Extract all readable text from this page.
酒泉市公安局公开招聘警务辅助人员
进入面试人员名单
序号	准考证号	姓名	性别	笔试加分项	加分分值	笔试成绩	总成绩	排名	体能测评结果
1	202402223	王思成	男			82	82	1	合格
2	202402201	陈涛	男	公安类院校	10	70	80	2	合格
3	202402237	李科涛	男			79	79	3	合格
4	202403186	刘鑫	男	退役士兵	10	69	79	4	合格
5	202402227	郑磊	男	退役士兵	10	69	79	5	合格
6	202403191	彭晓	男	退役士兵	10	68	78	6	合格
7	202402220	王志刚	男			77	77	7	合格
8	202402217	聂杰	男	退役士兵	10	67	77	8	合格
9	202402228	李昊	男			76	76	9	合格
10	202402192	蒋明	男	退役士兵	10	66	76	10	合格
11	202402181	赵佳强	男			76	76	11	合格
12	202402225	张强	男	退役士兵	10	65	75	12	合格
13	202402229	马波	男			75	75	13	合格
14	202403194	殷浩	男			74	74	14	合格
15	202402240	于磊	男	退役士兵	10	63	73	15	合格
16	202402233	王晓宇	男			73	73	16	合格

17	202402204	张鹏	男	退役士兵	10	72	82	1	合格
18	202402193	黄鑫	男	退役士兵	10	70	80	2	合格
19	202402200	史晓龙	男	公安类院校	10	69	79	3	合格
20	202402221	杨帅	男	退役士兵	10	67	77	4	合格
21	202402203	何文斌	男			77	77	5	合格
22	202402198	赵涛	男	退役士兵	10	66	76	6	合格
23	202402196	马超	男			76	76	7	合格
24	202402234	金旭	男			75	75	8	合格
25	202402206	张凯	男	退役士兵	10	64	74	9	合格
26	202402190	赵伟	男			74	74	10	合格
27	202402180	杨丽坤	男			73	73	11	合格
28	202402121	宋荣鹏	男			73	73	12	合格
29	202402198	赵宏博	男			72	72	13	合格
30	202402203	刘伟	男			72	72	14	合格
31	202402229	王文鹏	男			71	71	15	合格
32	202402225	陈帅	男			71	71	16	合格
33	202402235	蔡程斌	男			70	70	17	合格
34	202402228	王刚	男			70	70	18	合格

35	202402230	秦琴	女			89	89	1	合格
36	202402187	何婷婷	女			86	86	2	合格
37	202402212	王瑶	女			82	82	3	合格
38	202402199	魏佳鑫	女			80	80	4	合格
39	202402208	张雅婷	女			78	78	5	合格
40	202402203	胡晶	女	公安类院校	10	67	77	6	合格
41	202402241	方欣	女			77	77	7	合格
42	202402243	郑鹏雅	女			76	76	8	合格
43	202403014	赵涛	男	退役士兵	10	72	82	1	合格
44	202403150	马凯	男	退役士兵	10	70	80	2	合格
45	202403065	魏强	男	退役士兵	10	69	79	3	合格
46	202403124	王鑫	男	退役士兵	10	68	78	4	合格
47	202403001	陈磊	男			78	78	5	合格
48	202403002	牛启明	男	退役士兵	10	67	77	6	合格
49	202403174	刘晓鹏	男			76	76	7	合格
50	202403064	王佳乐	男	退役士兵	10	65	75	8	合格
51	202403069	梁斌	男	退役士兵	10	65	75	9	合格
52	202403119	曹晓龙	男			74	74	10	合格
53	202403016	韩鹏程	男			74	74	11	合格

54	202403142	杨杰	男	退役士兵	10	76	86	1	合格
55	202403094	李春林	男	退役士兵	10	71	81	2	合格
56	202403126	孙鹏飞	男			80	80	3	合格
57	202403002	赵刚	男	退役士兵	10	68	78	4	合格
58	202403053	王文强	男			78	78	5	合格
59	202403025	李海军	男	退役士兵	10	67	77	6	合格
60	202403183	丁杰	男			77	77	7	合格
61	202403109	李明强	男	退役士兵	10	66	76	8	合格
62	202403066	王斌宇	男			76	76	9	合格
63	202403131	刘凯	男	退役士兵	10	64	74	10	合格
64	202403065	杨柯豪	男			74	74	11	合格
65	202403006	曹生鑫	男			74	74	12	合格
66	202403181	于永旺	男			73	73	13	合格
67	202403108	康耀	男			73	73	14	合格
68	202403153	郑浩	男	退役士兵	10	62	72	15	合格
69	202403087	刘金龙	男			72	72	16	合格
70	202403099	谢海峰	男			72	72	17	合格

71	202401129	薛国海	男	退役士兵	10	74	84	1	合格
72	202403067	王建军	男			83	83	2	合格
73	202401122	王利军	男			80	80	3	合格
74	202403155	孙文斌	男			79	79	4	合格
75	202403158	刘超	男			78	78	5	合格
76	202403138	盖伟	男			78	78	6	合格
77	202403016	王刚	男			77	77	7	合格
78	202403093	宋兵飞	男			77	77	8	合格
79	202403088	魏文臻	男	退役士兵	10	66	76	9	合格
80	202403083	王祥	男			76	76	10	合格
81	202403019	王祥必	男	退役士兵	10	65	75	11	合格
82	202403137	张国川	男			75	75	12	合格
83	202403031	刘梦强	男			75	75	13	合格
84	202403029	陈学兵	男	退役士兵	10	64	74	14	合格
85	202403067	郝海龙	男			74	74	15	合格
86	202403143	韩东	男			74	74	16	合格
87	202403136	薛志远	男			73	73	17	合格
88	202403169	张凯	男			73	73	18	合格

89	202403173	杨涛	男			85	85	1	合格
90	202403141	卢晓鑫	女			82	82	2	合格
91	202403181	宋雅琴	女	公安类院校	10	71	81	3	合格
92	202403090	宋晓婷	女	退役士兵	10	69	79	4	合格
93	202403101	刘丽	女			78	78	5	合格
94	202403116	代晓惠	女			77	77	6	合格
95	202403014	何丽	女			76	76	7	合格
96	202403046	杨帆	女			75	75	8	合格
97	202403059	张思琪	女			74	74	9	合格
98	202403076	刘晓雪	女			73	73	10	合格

◆ WORK REQUIRED
Copy out every entry again, exactly as it was given.

◆ WRITTEN RESPONSE
Extract all readable text from this page.
酒泉市公安局公开招聘警务辅助人员
进入面试人员名单
序号	准考证号	姓名	性别	笔试加分项	加分分值	笔试成绩	总成绩	排名	体能测评结果
1	202402223	王思成	男			82	82	1	合格
2	202402201	陈涛	男	公安类院校	10	70	80	2	合格
3	202402237	李科涛	男			79	79	3	合格
4	202403186	刘鑫	男	退役士兵	10	69	79	4	合格
5	202402227	郑磊	男	退役士兵	10	69	79	5	合格
6	202403191	彭晓	男	退役士兵	10	68	78	6	合格
7	202402220	王志刚	男			77	77	7	合格
8	202402217	聂杰	男	退役士兵	10	67	77	8	合格
9	202402228	李昊	男			76	76	9	合格
10	202402192	蒋明	男	退役士兵	10	66	76	10	合格
11	202402181	赵佳强	男			76	76	11	合格
12	202402225	张强	男	退役士兵	10	65	75	12	合格
13	202402229	马波	男			75	75	13	合格
14	202403194	殷浩	男			74	74	14	合格
15	202402240	于磊	男	退役士兵	10	63	73	15	合格
16	202402233	王晓宇	男			73	73	16	合格

17	202402204	张鹏	男	退役士兵	10	72	82	1	合格
18	202402193	黄鑫	男	退役士兵	10	70	80	2	合格
19	202402200	史晓龙	男	公安类院校	10	69	79	3	合格
20	202402221	杨帅	男	退役士兵	10	67	77	4	合格
21	202402203	何文斌	男			77	77	5	合格
22	202402198	赵涛	男	退役士兵	10	66	76	6	合格
23	202402196	马超	男			76	76	7	合格
24	202402234	金旭	男			75	75	8	合格
25	202402206	张凯	男	退役士兵	10	64	74	9	合格
26	202402190	赵伟	男			74	74	10	合格
27	202402180	杨丽坤	男			73	73	11	合格
28	202402121	宋荣鹏	男			73	73	12	合格
29	202402198	赵宏博	男			72	72	13	合格
30	202402203	刘伟	男			72	72	14	合格
31	202402229	王文鹏	男			71	71	15	合格
32	202402225	陈帅	男			71	71	16	合格
33	202402235	蔡程斌	男			70	70	17	合格
34	202402228	王刚	男			70	70	18	合格

35	202402230	秦琴	女			89	89	1	合格
36	202402187	何婷婷	女			86	86	2	合格
37	202402212	王瑶	女			82	82	3	合格
38	202402199	魏佳鑫	女			80	80	4	合格
39	202402208	张雅婷	女			78	78	5	合格
40	202402203	胡晶	女	公安类院校	10	67	77	6	合格
41	202402241	方欣	女			77	77	7	合格
42	202402243	郑鹏雅	女			76	76	8	合格
43	202403014	赵涛	男	退役士兵	10	72	82	1	合格
44	202403150	马凯	男	退役士兵	10	70	80	2	合格
45	202403065	魏强	男	退役士兵	10	69	79	3	合格
46	202403124	王鑫	男	退役士兵	10	68	78	4	合格
47	202403001	陈磊	男			78	78	5	合格
48	202403002	牛启明	男	退役士兵	10	67	77	6	合格
49	202403174	刘晓鹏	男			76	76	7	合格
50	202403064	王佳乐	男	退役士兵	10	65	75	8	合格
51	202403069	梁斌	男	退役士兵	10	65	75	9	合格
52	202403119	曹晓龙	男			74	74	10	合格
53	202403016	韩鹏程	男			74	74	11	合格

54	202403142	杨杰	男	退役士兵	10	76	86	1	合格
55	202403094	李春林	男	退役士兵	10	71	81	2	合格
56	202403126	孙鹏飞	男			80	80	3	合格
57	202403002	赵刚	男	退役士兵	10	68	78	4	合格
58	202403053	王文强	男			78	78	5	合格
59	202403025	李海军	男	退役士兵	10	67	77	6	合格
60	202403183	丁杰	男			77	77	7	合格
61	202403109	李明强	男	退役士兵	10	66	76	8	合格
62	202403066	王斌宇	男			76	76	9	合格
63	202403131	刘凯	男	退役士兵	10	64	74	10	合格
64	202403065	杨柯豪	男			74	74	11	合格
65	202403006	曹生鑫	男			74	74	12	合格
66	202403181	于永旺	男			73	73	13	合格
67	202403108	康耀	男			73	73	14	合格
68	202403153	郑浩	男	退役士兵	10	62	72	15	合格
69	202403087	刘金龙	男			72	72	16	合格
70	202403099	谢海峰	男			72	72	17	合格

71	202401129	薛国海	男	退役士兵	10	74	84	1	合格
72	202403067	王建军	男			83	83	2	合格
73	202401122	王利军	男			80	80	3	合格
74	202403155	孙文斌	男			79	79	4	合格
75	202403158	刘超	男			78	78	5	合格
76	202403138	盖伟	男			78	78	6	合格
77	202403016	王刚	男			77	77	7	合格
78	202403093	宋兵飞	男			77	77	8	合格
79	202403088	魏文臻	男	退役士兵	10	66	76	9	合格
80	202403083	王祥	男			76	76	10	合格
81	202403019	王祥必	男	退役士兵	10	65	75	11	合格
82	202403137	张国川	男			75	75	12	合格
83	202403031	刘梦强	男			75	75	13	合格
84	202403029	陈学兵	男	退役士兵	10	64	74	14	合格
85	202403067	郝海龙	男			74	74	15	合格
86	202403143	韩东	男			74	74	16	合格
87	202403136	薛志远	男			73	73	17	合格
88	202403169	张凯	男			73	73	18	合格

89	202403173	杨涛	男			85	85	1	合格
90	202403141	卢晓鑫	女			82	82	2	合格
91	202403181	宋雅琴	女	公安类院校	10	71	81	3	合格
92	202403090	宋晓婷	女	退役士兵	10	69	79	4	合格
93	202403101	刘丽	女			78	78	5	合格
94	202403116	代晓惠	女			77	77	6	合格
95	202403014	何丽	女			76	76	7	合格
96	202403046	杨帆	女			75	75	8	合格
97	202403059	张思琪	女			74	74	9	合格
98	202403076	刘晓雪	女			73	73	10	合格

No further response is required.